## TASK DIRECTIONS
Can you format every line of the records below as a Markdown table with the columns Row and Line, numbering the rows, skipping blank lines, and leaving the pictures out?

Data items:

## start

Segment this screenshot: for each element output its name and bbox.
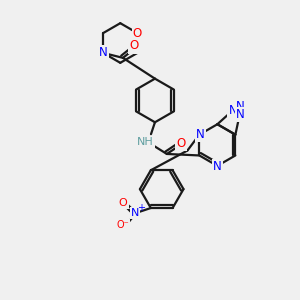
Text: NH: NH [137, 137, 153, 147]
Text: +: + [137, 203, 145, 213]
Text: N: N [99, 46, 107, 59]
Text: N: N [229, 104, 237, 117]
Text: N: N [131, 208, 139, 218]
Text: N: N [213, 160, 222, 173]
Text: O: O [129, 40, 139, 52]
Text: O: O [176, 136, 185, 150]
Text: N: N [236, 100, 245, 112]
Text: O: O [133, 27, 142, 40]
Text: O: O [119, 198, 128, 208]
Text: N: N [236, 108, 245, 121]
Text: O⁻: O⁻ [117, 220, 129, 230]
Text: N: N [196, 128, 205, 141]
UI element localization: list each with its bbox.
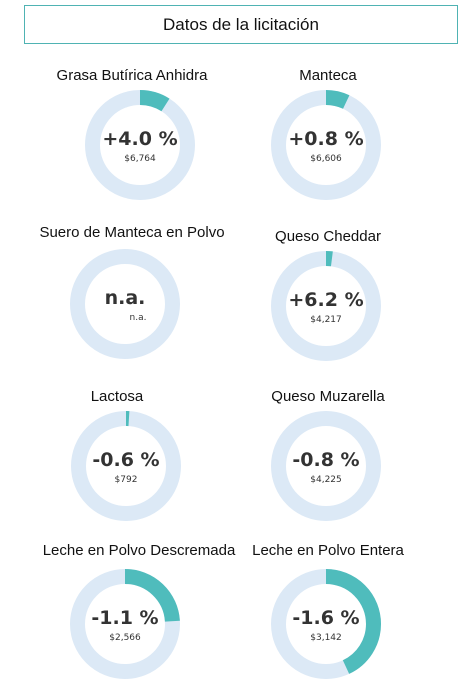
change-percent: -1.6 % bbox=[292, 607, 360, 629]
donut-chart: +6.2 % $4,217 bbox=[270, 250, 382, 362]
product-name: Queso Muzarella bbox=[271, 388, 385, 405]
product-card-queso-cheddar: Queso Cheddar +6.2 % $4,217 bbox=[213, 228, 443, 378]
donut-arc bbox=[71, 411, 181, 521]
product-name: Leche en Polvo Descremada bbox=[42, 542, 236, 559]
product-card-lactosa: Lactosa -0.6 % $792 bbox=[2, 388, 232, 538]
page-title: Datos de la licitación bbox=[24, 5, 458, 44]
donut-chart: -0.6 % $792 bbox=[70, 410, 182, 522]
price-value: $6,764 bbox=[124, 154, 156, 164]
product-card-queso-muzarella: Queso Muzarella -0.8 % $4,225 bbox=[213, 388, 443, 538]
price-value: $4,225 bbox=[310, 475, 342, 485]
change-percent: +4.0 % bbox=[102, 128, 178, 150]
donut-chart: +4.0 % $6,764 bbox=[84, 89, 196, 201]
donut-ring bbox=[85, 90, 195, 200]
donut-arc bbox=[70, 569, 180, 679]
price-value: $6,606 bbox=[310, 154, 342, 164]
product-card-leche-entera: Leche en Polvo Entera -1.6 % $3,142 bbox=[213, 542, 443, 692]
product-name: Suero de Manteca en Polvo bbox=[39, 224, 225, 241]
product-card-grasa-butirica: Grasa Butírica Anhidra +4.0 % $6,764 bbox=[17, 67, 247, 217]
price-value: n.a. bbox=[129, 313, 147, 323]
change-percent: -0.6 % bbox=[92, 449, 160, 471]
donut-ring bbox=[271, 251, 381, 361]
donut-chart: -1.6 % $3,142 bbox=[270, 568, 382, 680]
donut-ring bbox=[271, 90, 381, 200]
donut-track bbox=[271, 411, 381, 521]
donut-ring bbox=[71, 411, 181, 521]
product-card-suero: Suero de Manteca en Polvo n.a. n.a. bbox=[17, 224, 247, 374]
donut-track bbox=[70, 249, 180, 359]
product-name: Lactosa bbox=[90, 388, 144, 405]
change-percent: -1.1 % bbox=[91, 607, 159, 629]
donut-arc bbox=[271, 251, 381, 361]
product-name: Manteca bbox=[299, 67, 357, 84]
change-percent: +0.8 % bbox=[288, 128, 364, 150]
donut-ring bbox=[70, 249, 180, 359]
donut-ring bbox=[70, 569, 180, 679]
donut-ring bbox=[271, 569, 381, 679]
product-name: Queso Cheddar bbox=[275, 228, 381, 245]
product-name: Leche en Polvo Entera bbox=[252, 542, 404, 559]
donut-arc bbox=[85, 90, 195, 200]
change-percent: +6.2 % bbox=[288, 289, 364, 311]
donut-arc bbox=[271, 569, 381, 679]
price-value: $4,217 bbox=[310, 315, 342, 325]
donut-ring bbox=[271, 411, 381, 521]
price-value: $3,142 bbox=[310, 633, 342, 643]
change-percent: -0.8 % bbox=[292, 449, 360, 471]
donut-arc bbox=[271, 90, 381, 200]
page-title-text: Datos de la licitación bbox=[163, 14, 319, 34]
product-card-manteca: Manteca +0.8 % $6,606 bbox=[213, 67, 443, 217]
price-value: $792 bbox=[114, 475, 138, 485]
price-value: $2,566 bbox=[109, 633, 141, 643]
product-card-leche-descremada: Leche en Polvo Descremada -1.1 % $2,566 bbox=[24, 542, 254, 692]
donut-chart: +0.8 % $6,606 bbox=[270, 89, 382, 201]
change-percent: n.a. bbox=[104, 287, 146, 309]
donut-chart: n.a. n.a. bbox=[69, 248, 181, 360]
product-name: Grasa Butírica Anhidra bbox=[56, 67, 208, 84]
donut-chart: -1.1 % $2,566 bbox=[69, 568, 181, 680]
donut-chart: -0.8 % $4,225 bbox=[270, 410, 382, 522]
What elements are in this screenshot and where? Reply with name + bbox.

## end

## EXERCISE SOLUTION
| Row | Line |
|---|---|
| 1 | Segment this screenshot: for each element output its name and bbox. |
| 2 | Text: NH: NH [137, 137, 153, 147] |
| 3 | Text: +: + [137, 203, 145, 213] |
| 4 | Text: N: N [99, 46, 107, 59] |
| 5 | Text: N: N [229, 104, 237, 117] |
| 6 | Text: N: N [131, 208, 139, 218] |
| 7 | Text: N: N [213, 160, 222, 173] |
| 8 | Text: O: O [129, 40, 139, 52] |
| 9 | Text: O: O [176, 136, 185, 150] |
| 10 | Text: N: N [236, 100, 245, 112] |
| 11 | Text: O: O [133, 27, 142, 40] |
| 12 | Text: O: O [119, 198, 128, 208] |
| 13 | Text: N: N [236, 108, 245, 121] |
| 14 | Text: O⁻: O⁻ [117, 220, 129, 230] |
| 15 | Text: N: N [196, 128, 205, 141] |
| 16 | UI element localization: list each with its bbox. |
| 17 | change-percent: -1.6 % bbox=[292, 607, 360, 629] |
| 18 | donut-chart: +6.2 % $4,217 bbox=[270, 250, 382, 362] |
| 19 | product-name: Queso Muzarella bbox=[271, 388, 385, 405] |
| 20 | product-card-queso-cheddar: Queso Cheddar +6.2 % $4,217 bbox=[213, 228, 443, 378] |
| 21 | donut-arc bbox=[71, 411, 181, 521] |
| 22 | product-name: Leche en Polvo Descremada bbox=[42, 542, 236, 559] |
| 23 | product-card-lactosa: Lactosa -0.6 % $792 bbox=[2, 388, 232, 538] |
| 24 | page-title: Datos de la licitación bbox=[24, 5, 458, 44] |
| 25 | donut-chart: -0.6 % $792 bbox=[70, 410, 182, 522] |
| 26 | price-value: $6,764 bbox=[124, 154, 156, 164] |
| 27 | product-card-queso-muzarella: Queso Muzarella -0.8 % $4,225 bbox=[213, 388, 443, 538] |
| 28 | price-value: $4,225 bbox=[310, 475, 342, 485] |
| 29 | change-percent: +4.0 % bbox=[102, 128, 178, 150] |
| 30 | donut-chart: +4.0 % $6,764 bbox=[84, 89, 196, 201] |
| 31 | donut-ring bbox=[85, 90, 195, 200] |
| 32 | donut-arc bbox=[70, 569, 180, 679] |
| 33 | price-value: $6,606 bbox=[310, 154, 342, 164] |
| 34 | product-card-leche-entera: Leche en Polvo Entera -1.6 % $3,142 bbox=[213, 542, 443, 692] |
| 35 | product-name: Suero de Manteca en Polvo bbox=[39, 224, 225, 241] |
| 36 | product-card-grasa-butirica: Grasa Butírica Anhidra +4.0 % $6,764 bbox=[17, 67, 247, 217] |
| 37 | price-value: n.a. bbox=[129, 313, 147, 323] |
| 38 | change-percent: -0.6 % bbox=[92, 449, 160, 471] |
| 39 | donut-ring bbox=[271, 251, 381, 361] |
| 40 | donut-chart: -1.6 % $3,142 bbox=[270, 568, 382, 680] |
| 41 | donut-ring bbox=[271, 90, 381, 200] |
| 42 | donut-track bbox=[271, 411, 381, 521] |
| 43 | donut-ring bbox=[71, 411, 181, 521] |
| 44 | product-card-suero: Suero de Manteca en Polvo n.a. n.a. bbox=[17, 224, 247, 374] |
| 45 | donut-track bbox=[70, 249, 180, 359] |
| 46 | product-name: Lactosa bbox=[90, 388, 144, 405] |
| 47 | change-percent: -1.1 % bbox=[91, 607, 159, 629] |
| 48 | donut-arc bbox=[271, 251, 381, 361] |
| 49 | product-name: Manteca bbox=[299, 67, 357, 84] |
| 50 | change-percent: +0.8 % bbox=[288, 128, 364, 150] |
| 51 | donut-ring bbox=[70, 249, 180, 359] |
| 52 | donut-ring bbox=[70, 569, 180, 679] |
| 53 | donut-ring bbox=[271, 569, 381, 679] |
| 54 | product-name: Queso Cheddar bbox=[275, 228, 381, 245] |
| 55 | product-name: Leche en Polvo Entera bbox=[252, 542, 404, 559] |
| 56 | donut-arc bbox=[85, 90, 195, 200] |
| 57 | change-percent: +6.2 % bbox=[288, 289, 364, 311] |
| 58 | donut-arc bbox=[271, 569, 381, 679] |
| 59 | price-value: $4,217 bbox=[310, 315, 342, 325] |
| 60 | donut-ring bbox=[271, 411, 381, 521] |
| 61 | price-value: $3,142 bbox=[310, 633, 342, 643] |
| 62 | change-percent: -0.8 % bbox=[292, 449, 360, 471] |
| 63 | donut-arc bbox=[271, 90, 381, 200] |
| 64 | page-title-text: Datos de la licitación bbox=[163, 14, 319, 34] |
| 65 | product-card-manteca: Manteca +0.8 % $6,606 bbox=[213, 67, 443, 217] |
| 66 | price-value: $792 bbox=[114, 475, 138, 485] |
| 67 | price-value: $2,566 bbox=[109, 633, 141, 643] |
| 68 | product-card-leche-descremada: Leche en Polvo Descremada -1.1 % $2,566 bbox=[24, 542, 254, 692] |
| 69 | donut-chart: +0.8 % $6,606 bbox=[270, 89, 382, 201] |
| 70 | change-percent: n.a. bbox=[104, 287, 146, 309] |
| 71 | donut-chart: n.a. n.a. bbox=[69, 248, 181, 360] |
| 72 | product-name: Grasa Butírica Anhidra bbox=[56, 67, 208, 84] |
| 73 | donut-chart: -1.1 % $2,566 bbox=[69, 568, 181, 680] |
| 74 | donut-chart: -0.8 % $4,225 bbox=[270, 410, 382, 522] |
| 75 | What elements are in this screenshot and where? Reply with name + bbox. |